##### GIVEN TEXT #####

The bailey, I mean, where these discord servers somehow distinguish their members from "a mob of dissatisfied individuals." Anyone can give out an email address. That puts them roughly on par with a local HOA. Scary.
I see what appears to be co-ordinated protests, I know protests have been co-ordinated in the past, I infer the existence of a co-ordinator. It's not rocket science.
I would gently posit that your level of conscientious organization is slightly higher effort than these flash mobs. Occupy Wall Street and Chaz exhibit hallmarks of being coalescing of disparate bedfellows rather than a coordinated mobilization effort. Coordinated efforts if anything exhibit geographical dispersion to maximize visibility, like deliberate disruptions of uninvolved parties and events by the pro-pal protestors. Staying in a single region to protest dance is just a magnet attracting the crazies, and those tend to dissolve the moment a power struggle arises.
The CHAZ/CHOP in particular had 3 phases, at least to my eye. The first had a lot of influence from the local anarchist community, and had some rhetoric about seceding from the US and suchlike, hence the name "autonomous zone". Then there was some sort of low-key power struggle, possibly just the natural result of all the anarchist-style meetings that were going on, and the BLM faction came out on top, and ditched the more abstract stuff in favor of focusing on police interactions with black people, and changed the name to "occupied protest". Then the police backed off, and there was no resistance, and the normie-lefty contingent kept growing, and it turned into a giant homeless encampment, resembling Hamsterdam from "The Wire" but with smartphones and guns. And then enough people died there that public opinion soured and the mayor felt comfortable shutting it down.
After the first few days, the CHAZ was just where you went if you were a lefty. At first it was the core protestors against the police (the East Precinct substation being right there), but it spread out to people who liked to protest in general, and people who wanted to change something about America's police or America's treatment of black people, and also people who got bored of sitting around in lockdown. I was regularly in the area for other reasons, but one time I think I heard someone talk about "coming down to the protest to see what was happening today".

##### RECORDED DATA #####

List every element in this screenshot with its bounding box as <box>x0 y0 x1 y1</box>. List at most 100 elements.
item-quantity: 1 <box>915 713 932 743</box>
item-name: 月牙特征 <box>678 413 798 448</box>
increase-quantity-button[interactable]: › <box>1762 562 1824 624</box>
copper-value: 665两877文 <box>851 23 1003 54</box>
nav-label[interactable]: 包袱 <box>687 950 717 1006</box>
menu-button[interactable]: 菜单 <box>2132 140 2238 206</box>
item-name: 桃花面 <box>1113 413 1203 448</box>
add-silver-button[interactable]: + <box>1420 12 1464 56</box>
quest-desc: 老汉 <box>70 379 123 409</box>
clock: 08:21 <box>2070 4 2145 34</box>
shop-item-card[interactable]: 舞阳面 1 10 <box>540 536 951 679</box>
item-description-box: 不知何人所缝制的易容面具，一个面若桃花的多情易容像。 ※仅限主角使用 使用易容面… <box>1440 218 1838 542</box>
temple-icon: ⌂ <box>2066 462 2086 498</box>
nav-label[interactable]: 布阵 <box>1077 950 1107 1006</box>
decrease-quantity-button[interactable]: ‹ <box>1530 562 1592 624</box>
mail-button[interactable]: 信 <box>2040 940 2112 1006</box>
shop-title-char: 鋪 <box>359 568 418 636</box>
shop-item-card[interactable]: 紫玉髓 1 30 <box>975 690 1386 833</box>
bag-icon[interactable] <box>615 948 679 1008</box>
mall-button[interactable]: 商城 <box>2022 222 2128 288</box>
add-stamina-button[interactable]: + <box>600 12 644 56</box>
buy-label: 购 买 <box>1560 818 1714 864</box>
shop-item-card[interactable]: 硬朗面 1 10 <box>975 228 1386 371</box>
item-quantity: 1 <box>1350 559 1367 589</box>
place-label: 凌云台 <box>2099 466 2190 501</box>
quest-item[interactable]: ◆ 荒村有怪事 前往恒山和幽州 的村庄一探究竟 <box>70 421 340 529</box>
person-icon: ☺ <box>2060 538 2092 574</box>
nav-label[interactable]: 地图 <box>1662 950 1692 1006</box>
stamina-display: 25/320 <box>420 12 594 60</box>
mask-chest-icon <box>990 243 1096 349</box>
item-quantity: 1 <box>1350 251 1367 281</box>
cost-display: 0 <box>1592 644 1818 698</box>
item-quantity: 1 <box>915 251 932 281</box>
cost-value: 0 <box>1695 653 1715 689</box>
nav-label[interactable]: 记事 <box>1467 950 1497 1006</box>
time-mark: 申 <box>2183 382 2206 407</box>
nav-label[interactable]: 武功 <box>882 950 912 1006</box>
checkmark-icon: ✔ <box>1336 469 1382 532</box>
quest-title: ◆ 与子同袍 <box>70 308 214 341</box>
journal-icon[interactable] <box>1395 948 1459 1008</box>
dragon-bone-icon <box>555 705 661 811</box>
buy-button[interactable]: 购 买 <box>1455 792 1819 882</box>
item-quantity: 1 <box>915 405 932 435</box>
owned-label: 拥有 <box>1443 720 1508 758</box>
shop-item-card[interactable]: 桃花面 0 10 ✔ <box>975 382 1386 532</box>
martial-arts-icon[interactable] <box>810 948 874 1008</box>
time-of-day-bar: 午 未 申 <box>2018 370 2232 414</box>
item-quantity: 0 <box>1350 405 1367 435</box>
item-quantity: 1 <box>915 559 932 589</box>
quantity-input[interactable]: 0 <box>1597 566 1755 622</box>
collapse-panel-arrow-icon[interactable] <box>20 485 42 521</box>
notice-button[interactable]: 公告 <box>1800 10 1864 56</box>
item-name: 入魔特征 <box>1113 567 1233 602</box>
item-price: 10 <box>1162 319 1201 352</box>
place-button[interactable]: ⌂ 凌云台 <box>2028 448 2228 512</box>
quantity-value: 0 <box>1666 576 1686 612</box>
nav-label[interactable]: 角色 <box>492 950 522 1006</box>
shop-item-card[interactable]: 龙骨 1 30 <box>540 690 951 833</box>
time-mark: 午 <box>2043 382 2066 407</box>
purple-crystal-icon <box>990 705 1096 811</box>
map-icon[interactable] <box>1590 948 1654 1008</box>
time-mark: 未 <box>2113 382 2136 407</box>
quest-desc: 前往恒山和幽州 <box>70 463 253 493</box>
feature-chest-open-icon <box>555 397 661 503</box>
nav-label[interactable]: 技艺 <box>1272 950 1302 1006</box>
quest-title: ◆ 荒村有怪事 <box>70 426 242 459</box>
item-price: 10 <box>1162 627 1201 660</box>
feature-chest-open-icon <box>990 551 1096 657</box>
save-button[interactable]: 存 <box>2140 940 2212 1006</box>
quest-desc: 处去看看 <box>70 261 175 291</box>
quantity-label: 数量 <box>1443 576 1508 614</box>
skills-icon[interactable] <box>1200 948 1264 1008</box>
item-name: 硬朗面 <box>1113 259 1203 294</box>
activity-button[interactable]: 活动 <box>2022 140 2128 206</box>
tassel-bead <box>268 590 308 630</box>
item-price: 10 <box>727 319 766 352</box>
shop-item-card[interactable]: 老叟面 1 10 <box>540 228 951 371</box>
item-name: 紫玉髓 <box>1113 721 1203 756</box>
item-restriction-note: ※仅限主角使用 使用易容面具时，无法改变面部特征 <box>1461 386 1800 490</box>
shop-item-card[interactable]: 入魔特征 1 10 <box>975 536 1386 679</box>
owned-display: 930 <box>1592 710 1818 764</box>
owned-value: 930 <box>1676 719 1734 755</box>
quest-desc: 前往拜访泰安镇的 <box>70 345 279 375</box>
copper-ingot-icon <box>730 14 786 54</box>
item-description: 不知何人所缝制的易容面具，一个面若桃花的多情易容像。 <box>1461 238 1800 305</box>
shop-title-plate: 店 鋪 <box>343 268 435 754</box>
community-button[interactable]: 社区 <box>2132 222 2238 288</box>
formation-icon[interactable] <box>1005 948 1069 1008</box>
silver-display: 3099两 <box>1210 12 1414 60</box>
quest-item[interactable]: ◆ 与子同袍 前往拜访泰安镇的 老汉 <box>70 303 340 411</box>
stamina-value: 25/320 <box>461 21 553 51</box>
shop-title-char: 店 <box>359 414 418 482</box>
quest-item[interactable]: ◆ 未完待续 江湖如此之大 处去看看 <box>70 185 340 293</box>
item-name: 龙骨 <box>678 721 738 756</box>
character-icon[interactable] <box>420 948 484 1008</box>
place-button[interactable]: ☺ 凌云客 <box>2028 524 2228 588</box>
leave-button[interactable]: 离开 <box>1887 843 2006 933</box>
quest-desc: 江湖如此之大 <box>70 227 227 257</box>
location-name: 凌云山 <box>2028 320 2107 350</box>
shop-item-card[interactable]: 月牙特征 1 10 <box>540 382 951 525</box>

#####

WHAT TO WORK ON
[a] Please retype the passage from the protest discussion, starting at "The bailey, I" and ending at "local HOA. Scary.".
[b] In the protest discussion, which police facility was located right by the CHAZ?
[c] Carry on the protest discussion from the point where it stops.

ANSWERS TO THE EXERCISES
[a]
The bailey, I mean, where these discord servers somehow distinguish their members from "a mob of dissatisfied individuals." Anyone can give out an email address. That puts them roughly on par with a local HOA. Scary.

[b] The East Precinct substation.

[c]
There didn't need to be a co-ordinator, it just became a Schelling point for every protestor in the city.
I've seen antifa show up to events a couple of times, and I don't doubt that they've got some form of co-ordination, although it might not be very centralized. The earlier riots and looting in Seattle might have had some co-ordination like that, where people passed the word on to friends, and then everyone showed up that evening to a march that rapidly degenerated. But the CHAZ/CHOP thing seemed organic.
Your assessment largely tracks with what I read, with a single point I'll raise about Raz Simone turning warlord at phase 3 being the major trigger for a violence spiral, instead of armed lefties suddenly finding their christiania.
Calling it a schelling point really reminds me of OWS, just where people WENT if they had nothing better to do. I was at Zucotti and there was this bartender from Georgia who quit his job to live a crust-punk existence with the other OWS. This was like 2 days before the crazies started using the park as their bully pulpit and the progressive stack became implemented to manage the crazies, only for that to morph into its own retarded beast.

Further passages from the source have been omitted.